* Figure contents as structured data
□ □ □ □ □ □ □

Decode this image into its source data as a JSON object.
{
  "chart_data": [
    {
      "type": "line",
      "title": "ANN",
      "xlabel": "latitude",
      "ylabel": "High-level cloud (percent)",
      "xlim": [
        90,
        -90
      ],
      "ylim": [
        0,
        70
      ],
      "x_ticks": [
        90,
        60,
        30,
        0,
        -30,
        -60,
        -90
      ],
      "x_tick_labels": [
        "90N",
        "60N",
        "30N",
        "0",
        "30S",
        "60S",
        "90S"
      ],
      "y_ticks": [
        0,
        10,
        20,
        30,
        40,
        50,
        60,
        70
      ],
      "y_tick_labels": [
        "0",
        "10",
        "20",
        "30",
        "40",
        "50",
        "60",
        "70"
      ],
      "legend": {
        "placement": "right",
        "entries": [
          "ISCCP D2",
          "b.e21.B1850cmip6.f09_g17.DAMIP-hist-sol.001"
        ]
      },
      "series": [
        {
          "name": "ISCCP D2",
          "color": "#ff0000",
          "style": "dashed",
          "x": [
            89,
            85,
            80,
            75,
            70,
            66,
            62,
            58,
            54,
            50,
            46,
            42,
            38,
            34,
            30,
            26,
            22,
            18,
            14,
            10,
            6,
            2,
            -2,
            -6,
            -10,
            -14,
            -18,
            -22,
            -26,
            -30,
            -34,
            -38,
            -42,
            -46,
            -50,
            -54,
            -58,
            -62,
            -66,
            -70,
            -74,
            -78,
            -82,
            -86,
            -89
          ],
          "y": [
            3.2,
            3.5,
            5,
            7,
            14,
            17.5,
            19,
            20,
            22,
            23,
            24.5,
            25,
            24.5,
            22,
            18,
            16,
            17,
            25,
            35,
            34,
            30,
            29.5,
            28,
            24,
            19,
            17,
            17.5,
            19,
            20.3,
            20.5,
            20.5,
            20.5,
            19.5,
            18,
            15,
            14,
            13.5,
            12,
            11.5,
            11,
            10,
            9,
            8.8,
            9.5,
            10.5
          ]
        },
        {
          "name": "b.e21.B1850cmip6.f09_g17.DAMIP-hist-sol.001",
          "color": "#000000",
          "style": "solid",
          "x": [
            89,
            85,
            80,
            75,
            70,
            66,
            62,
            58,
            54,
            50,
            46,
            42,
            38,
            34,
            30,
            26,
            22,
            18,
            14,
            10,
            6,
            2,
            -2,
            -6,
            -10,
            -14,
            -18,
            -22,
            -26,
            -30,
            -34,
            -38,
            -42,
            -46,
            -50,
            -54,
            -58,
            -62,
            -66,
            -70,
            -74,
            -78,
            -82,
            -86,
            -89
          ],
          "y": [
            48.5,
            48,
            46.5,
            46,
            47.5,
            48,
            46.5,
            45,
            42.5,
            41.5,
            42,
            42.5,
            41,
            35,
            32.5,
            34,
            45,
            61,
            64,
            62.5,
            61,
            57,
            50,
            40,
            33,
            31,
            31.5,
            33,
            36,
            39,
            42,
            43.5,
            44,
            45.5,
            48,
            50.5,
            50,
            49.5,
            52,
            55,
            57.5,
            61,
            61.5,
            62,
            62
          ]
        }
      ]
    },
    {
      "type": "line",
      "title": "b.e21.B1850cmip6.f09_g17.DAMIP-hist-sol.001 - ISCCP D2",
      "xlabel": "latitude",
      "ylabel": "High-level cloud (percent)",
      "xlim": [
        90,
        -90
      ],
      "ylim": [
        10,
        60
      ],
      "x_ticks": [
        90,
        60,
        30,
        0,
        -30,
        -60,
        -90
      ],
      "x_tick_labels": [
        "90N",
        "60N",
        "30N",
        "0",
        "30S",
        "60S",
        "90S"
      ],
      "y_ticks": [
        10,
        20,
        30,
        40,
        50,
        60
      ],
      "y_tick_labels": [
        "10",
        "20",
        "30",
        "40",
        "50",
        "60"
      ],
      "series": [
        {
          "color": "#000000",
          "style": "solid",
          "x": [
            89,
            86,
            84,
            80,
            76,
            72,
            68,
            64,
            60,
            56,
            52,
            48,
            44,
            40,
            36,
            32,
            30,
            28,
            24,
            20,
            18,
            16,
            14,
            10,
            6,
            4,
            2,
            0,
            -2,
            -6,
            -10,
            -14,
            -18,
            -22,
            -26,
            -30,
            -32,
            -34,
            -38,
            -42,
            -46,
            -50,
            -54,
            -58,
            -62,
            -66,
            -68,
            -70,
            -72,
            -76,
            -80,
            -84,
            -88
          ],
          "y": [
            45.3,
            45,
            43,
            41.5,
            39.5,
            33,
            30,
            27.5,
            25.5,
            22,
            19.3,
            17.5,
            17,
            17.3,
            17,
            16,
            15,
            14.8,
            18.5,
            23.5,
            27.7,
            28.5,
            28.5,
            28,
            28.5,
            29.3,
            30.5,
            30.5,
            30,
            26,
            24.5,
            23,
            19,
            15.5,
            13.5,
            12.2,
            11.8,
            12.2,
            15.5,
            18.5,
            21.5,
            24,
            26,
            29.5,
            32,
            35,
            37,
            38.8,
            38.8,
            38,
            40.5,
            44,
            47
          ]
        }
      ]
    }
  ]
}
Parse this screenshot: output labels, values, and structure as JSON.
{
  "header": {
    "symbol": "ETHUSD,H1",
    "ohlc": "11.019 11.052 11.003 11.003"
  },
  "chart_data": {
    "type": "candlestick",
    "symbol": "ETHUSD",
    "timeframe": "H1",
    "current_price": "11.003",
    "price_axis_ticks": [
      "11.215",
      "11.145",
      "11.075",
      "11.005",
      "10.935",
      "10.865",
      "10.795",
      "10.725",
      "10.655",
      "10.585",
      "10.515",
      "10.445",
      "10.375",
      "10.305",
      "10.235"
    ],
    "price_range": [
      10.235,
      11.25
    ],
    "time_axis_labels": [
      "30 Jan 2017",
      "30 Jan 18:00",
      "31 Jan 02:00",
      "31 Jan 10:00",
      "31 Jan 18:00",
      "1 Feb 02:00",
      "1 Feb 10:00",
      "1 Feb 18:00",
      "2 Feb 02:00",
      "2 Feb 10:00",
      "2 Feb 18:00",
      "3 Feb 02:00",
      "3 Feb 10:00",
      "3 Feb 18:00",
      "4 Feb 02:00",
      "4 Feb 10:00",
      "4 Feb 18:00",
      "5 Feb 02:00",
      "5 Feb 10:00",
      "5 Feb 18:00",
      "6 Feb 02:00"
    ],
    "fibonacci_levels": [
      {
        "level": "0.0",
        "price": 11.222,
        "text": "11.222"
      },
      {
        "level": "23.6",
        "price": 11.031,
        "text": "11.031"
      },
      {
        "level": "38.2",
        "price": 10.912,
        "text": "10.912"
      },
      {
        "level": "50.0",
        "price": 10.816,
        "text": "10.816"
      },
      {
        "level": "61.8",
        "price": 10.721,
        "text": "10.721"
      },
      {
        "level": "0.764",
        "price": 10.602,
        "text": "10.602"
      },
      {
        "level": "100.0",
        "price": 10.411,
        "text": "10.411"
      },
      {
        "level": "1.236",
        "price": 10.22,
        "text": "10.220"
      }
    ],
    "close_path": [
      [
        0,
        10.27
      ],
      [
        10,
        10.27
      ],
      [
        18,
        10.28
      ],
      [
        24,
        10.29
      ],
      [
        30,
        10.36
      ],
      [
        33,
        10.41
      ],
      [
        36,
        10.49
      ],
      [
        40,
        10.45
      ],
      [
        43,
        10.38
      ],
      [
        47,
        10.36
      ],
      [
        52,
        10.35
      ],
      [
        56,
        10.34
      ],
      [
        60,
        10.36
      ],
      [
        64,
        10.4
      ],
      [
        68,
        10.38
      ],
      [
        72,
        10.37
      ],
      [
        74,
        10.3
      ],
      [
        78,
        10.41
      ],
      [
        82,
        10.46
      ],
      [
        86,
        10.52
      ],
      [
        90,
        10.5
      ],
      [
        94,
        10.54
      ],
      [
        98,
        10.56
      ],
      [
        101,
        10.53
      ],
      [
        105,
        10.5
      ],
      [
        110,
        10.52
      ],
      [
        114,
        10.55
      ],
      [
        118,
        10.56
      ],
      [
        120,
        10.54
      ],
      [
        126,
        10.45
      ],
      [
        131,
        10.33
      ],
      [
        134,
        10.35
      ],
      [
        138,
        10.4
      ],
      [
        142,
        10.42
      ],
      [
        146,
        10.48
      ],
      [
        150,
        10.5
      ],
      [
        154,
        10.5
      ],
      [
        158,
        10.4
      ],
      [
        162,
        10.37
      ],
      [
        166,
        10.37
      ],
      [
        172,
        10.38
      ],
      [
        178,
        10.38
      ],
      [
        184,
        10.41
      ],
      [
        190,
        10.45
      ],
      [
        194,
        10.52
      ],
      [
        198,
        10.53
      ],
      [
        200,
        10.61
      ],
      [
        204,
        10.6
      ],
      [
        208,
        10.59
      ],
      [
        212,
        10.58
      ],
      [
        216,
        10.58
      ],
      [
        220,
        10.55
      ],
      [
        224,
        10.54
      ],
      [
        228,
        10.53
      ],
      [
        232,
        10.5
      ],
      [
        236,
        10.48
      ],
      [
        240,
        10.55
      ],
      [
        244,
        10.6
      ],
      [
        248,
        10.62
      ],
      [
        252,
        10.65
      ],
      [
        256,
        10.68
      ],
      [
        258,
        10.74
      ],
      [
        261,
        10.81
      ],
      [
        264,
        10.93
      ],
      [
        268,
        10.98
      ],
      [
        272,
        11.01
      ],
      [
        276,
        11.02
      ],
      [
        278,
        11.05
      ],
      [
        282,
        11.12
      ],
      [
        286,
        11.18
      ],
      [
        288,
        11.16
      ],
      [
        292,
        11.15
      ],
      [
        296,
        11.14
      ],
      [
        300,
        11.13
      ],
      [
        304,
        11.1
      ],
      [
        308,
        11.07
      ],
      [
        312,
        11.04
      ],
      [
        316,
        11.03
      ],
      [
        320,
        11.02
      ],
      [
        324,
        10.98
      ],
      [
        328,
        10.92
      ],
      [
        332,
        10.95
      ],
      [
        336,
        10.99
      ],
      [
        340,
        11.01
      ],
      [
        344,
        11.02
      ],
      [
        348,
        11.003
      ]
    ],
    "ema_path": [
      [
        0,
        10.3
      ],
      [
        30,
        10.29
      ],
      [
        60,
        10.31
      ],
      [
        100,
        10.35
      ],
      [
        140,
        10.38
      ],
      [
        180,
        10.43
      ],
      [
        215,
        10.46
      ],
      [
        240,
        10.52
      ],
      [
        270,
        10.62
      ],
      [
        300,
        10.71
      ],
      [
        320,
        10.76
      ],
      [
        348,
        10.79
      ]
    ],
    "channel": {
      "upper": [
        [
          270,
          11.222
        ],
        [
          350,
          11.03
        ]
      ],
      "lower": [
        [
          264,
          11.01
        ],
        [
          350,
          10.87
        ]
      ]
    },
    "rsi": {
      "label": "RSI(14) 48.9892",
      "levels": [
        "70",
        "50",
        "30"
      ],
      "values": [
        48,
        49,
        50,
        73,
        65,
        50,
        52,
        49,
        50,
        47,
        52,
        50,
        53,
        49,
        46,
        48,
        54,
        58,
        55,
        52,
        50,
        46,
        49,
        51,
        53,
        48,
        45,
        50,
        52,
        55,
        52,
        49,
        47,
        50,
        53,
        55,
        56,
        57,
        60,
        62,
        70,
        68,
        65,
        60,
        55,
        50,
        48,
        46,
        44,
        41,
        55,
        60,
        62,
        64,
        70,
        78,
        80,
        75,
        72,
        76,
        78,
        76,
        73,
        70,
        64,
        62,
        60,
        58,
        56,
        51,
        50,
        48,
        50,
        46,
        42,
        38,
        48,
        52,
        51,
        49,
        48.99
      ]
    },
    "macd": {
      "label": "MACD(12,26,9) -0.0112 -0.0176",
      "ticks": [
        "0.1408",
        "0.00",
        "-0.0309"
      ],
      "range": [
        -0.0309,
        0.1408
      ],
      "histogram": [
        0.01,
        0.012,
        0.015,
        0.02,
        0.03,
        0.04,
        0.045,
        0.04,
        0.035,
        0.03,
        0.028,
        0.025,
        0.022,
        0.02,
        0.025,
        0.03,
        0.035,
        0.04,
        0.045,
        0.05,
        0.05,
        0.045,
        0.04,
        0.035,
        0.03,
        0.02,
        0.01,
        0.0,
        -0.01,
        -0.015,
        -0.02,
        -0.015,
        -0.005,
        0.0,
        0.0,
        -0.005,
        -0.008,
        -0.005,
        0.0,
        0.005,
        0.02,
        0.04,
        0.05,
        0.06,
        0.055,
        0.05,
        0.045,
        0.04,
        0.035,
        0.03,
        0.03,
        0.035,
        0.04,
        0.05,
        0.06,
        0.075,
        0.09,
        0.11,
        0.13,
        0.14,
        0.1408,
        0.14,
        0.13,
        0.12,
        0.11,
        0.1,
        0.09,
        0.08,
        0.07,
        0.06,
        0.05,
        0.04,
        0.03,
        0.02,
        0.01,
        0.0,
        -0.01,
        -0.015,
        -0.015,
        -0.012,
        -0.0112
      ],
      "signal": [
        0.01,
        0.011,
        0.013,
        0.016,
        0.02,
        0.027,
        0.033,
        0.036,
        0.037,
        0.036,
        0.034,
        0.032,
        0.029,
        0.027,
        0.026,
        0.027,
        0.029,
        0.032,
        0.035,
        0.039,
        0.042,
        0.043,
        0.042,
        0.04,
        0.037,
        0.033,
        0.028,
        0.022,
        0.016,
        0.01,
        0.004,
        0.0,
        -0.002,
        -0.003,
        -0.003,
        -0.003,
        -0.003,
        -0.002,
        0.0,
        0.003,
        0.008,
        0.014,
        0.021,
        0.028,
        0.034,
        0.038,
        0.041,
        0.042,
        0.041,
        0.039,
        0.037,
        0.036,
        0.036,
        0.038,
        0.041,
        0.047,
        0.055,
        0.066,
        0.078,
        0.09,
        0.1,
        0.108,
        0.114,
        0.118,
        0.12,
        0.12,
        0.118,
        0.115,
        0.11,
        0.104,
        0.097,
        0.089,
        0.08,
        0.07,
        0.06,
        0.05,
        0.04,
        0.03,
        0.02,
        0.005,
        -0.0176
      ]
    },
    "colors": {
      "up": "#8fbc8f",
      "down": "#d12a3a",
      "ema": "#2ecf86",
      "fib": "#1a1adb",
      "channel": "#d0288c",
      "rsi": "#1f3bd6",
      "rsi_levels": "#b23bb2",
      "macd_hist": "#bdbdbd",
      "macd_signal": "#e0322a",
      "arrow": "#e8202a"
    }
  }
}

□ □ □ □ □ □ □

* Objective
Search the lines above for the string "DAMIP" and copy each line that has it.

* Problem solution
          "b.e21.B1850cmip6.f09_g17.DAMIP-hist-sol.001"
          "name": "b.e21.B1850cmip6.f09_g17.DAMIP-hist-sol.001",
      "title": "b.e21.B1850cmip6.f09_g17.DAMIP-hist-sol.001 - ISCCP D2",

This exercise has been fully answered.